*WORK TO DO*
List every line in this data where the string "amend" occurs.

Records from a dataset

******

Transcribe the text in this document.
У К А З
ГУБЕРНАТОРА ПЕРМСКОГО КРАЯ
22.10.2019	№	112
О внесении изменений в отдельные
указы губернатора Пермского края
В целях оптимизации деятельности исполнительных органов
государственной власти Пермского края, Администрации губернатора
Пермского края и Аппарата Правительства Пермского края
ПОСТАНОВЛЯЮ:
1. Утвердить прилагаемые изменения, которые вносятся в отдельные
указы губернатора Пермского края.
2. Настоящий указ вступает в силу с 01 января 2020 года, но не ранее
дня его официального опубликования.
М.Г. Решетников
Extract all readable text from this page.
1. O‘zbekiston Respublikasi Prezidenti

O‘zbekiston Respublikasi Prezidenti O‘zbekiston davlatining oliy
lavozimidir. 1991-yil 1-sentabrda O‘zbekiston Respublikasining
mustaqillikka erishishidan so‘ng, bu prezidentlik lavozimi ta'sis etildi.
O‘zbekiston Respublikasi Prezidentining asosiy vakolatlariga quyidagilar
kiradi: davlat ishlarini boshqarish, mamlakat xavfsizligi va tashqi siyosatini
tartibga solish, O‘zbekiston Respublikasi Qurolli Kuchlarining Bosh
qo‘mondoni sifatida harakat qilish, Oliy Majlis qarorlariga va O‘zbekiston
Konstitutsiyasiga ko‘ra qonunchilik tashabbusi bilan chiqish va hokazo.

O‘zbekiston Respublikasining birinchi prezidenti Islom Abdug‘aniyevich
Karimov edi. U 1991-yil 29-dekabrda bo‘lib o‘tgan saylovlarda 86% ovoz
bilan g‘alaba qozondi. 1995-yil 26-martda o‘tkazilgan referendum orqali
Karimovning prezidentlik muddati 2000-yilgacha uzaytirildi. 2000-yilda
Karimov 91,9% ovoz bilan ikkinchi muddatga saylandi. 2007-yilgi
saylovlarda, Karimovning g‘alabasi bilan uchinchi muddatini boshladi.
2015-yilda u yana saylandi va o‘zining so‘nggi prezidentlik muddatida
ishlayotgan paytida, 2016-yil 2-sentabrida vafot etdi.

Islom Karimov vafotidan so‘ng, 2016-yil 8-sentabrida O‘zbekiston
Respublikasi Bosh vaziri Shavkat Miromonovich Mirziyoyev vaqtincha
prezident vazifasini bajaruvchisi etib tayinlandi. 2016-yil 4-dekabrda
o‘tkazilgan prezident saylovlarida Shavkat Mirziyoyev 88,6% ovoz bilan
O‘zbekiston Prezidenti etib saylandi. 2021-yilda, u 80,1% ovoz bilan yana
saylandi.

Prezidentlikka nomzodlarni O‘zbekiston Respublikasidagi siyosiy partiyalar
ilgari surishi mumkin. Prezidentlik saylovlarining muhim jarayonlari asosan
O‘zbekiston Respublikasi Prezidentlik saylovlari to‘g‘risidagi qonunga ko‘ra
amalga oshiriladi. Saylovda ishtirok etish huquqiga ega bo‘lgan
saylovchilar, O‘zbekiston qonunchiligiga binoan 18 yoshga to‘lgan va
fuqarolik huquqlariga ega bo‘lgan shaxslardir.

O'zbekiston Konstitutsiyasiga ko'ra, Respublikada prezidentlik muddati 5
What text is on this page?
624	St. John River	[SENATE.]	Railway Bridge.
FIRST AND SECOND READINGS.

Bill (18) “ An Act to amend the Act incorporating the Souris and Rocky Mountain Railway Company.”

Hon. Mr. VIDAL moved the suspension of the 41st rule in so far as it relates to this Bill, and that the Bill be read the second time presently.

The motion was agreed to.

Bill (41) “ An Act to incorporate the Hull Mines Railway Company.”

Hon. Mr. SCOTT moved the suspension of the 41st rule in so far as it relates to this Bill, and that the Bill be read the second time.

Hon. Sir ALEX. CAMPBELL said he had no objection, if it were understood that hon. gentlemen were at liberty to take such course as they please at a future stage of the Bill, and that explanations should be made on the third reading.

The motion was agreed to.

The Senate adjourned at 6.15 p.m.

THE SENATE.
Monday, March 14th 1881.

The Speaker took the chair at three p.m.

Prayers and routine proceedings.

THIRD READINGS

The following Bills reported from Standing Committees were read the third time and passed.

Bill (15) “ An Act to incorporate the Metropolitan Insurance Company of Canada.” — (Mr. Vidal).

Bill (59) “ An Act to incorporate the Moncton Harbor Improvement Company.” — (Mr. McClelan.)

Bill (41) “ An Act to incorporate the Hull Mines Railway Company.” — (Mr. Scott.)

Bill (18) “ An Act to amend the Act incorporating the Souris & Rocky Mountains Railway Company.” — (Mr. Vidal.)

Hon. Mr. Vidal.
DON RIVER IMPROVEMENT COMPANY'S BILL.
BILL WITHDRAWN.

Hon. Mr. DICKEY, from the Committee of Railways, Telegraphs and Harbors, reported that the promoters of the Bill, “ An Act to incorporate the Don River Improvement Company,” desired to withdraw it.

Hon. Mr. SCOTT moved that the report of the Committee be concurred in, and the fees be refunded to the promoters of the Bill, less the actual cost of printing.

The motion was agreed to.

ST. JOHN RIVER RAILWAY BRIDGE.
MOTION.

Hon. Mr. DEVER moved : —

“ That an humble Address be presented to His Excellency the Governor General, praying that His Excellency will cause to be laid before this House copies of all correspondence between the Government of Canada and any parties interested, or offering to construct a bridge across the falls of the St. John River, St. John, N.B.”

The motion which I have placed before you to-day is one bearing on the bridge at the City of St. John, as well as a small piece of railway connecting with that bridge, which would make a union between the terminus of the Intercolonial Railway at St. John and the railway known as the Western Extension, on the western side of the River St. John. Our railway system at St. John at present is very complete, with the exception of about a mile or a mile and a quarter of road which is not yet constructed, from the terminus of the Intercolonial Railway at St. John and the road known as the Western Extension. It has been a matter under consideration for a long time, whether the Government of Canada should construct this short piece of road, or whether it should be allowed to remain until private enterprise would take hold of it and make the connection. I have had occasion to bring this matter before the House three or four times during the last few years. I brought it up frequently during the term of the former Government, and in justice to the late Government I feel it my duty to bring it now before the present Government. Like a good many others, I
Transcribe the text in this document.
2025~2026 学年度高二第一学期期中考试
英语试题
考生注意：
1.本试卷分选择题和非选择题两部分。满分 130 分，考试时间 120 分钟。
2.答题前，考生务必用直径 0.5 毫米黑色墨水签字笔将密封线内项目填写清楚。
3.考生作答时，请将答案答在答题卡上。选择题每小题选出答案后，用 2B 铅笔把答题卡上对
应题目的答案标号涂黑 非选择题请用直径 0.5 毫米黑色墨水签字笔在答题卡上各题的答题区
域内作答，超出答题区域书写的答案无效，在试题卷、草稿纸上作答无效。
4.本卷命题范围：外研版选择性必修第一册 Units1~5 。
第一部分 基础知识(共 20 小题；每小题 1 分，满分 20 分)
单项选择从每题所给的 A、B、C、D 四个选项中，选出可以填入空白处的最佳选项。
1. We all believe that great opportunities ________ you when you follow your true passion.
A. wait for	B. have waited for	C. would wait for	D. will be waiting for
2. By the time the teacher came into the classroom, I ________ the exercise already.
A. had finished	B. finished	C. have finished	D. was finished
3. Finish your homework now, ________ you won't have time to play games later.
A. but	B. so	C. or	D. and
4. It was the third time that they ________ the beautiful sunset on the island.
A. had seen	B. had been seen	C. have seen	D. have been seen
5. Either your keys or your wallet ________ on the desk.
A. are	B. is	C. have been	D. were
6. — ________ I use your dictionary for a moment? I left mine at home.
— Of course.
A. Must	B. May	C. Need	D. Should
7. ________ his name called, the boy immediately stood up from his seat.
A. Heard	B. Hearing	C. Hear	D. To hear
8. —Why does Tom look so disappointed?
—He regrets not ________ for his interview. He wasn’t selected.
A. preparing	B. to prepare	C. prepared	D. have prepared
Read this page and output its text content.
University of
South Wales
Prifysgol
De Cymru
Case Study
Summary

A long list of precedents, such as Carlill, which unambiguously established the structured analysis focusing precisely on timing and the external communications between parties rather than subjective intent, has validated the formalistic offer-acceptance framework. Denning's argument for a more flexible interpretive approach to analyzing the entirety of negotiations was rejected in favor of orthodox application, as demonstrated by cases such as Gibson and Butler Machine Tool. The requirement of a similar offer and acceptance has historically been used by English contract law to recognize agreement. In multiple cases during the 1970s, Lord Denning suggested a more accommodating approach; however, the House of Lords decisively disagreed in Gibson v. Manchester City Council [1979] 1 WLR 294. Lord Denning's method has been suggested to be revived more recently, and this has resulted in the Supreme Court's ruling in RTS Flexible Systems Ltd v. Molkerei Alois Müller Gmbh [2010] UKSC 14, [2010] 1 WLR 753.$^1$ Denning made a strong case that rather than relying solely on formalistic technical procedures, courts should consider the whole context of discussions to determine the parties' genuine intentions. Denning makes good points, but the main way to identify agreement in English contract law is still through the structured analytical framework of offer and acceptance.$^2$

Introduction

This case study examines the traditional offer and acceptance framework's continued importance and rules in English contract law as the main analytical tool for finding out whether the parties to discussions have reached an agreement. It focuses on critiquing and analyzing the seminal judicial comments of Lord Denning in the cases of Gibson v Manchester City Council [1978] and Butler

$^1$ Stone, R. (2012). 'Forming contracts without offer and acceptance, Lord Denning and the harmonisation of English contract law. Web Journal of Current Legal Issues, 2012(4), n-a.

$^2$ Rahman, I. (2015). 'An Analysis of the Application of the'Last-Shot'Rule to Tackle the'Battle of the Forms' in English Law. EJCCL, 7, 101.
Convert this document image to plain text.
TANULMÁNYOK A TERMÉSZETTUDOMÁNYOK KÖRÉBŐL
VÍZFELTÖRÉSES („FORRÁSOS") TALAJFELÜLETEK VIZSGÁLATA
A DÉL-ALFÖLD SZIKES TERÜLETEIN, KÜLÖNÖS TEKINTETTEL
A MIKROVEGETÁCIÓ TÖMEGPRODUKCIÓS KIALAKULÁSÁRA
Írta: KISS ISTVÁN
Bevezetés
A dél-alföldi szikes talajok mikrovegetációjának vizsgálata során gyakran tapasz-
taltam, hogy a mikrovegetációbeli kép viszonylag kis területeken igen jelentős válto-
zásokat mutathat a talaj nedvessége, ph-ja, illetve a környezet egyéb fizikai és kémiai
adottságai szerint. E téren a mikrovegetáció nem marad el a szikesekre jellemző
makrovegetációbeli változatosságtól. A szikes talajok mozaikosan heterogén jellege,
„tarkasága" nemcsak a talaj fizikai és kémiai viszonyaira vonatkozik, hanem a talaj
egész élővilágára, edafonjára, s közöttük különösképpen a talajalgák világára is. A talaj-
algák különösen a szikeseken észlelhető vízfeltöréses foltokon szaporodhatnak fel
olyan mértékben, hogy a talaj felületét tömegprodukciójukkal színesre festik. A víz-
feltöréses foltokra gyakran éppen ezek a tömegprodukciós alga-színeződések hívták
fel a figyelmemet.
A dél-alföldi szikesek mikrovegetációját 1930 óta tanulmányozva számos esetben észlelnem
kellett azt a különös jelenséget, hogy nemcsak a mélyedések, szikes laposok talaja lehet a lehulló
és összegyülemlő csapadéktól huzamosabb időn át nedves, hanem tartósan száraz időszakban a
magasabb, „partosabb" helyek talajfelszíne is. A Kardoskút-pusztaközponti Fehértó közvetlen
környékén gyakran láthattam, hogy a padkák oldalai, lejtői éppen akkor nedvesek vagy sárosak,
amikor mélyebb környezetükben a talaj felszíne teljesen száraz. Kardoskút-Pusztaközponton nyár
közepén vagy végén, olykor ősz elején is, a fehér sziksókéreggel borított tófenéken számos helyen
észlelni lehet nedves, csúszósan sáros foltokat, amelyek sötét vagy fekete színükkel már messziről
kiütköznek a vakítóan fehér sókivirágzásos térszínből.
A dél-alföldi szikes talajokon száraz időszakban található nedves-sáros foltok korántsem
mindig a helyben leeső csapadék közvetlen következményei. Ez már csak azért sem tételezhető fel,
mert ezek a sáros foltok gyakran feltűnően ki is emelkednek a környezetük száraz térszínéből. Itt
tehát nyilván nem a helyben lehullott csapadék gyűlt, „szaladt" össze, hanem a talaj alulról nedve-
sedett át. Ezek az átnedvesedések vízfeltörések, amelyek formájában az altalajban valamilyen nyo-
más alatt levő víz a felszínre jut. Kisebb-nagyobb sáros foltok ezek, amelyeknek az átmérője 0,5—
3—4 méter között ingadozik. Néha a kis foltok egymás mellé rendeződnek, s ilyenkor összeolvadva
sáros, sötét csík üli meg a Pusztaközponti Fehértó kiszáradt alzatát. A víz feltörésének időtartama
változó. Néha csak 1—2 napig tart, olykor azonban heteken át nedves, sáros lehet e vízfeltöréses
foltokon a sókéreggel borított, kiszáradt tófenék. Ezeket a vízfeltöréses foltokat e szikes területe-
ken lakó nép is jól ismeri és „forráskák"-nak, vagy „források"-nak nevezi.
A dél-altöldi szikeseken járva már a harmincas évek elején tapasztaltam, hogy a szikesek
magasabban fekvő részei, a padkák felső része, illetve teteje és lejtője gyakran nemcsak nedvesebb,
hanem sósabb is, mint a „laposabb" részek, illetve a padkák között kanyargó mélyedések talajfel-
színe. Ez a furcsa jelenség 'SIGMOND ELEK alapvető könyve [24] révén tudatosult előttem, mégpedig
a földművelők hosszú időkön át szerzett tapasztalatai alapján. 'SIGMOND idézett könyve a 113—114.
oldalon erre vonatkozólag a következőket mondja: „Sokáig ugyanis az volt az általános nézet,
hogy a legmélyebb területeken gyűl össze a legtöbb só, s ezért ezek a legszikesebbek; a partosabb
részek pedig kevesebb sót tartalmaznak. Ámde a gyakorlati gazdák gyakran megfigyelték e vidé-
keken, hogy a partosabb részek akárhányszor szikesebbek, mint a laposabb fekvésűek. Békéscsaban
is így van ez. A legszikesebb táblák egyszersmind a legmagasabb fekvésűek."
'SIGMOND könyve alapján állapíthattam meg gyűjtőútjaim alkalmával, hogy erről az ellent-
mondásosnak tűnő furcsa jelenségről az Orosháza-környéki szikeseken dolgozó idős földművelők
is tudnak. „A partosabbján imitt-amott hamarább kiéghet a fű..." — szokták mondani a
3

******

*RESPONSE*
Bill (18) “ An Act to amend the Act incorporating the Souris and Rocky Mountain Railway Company.”
Bill (18) “ An Act to amend the Act incorporating the Souris & Rocky Mountains Railway Company.” — (Mr. Vidal.)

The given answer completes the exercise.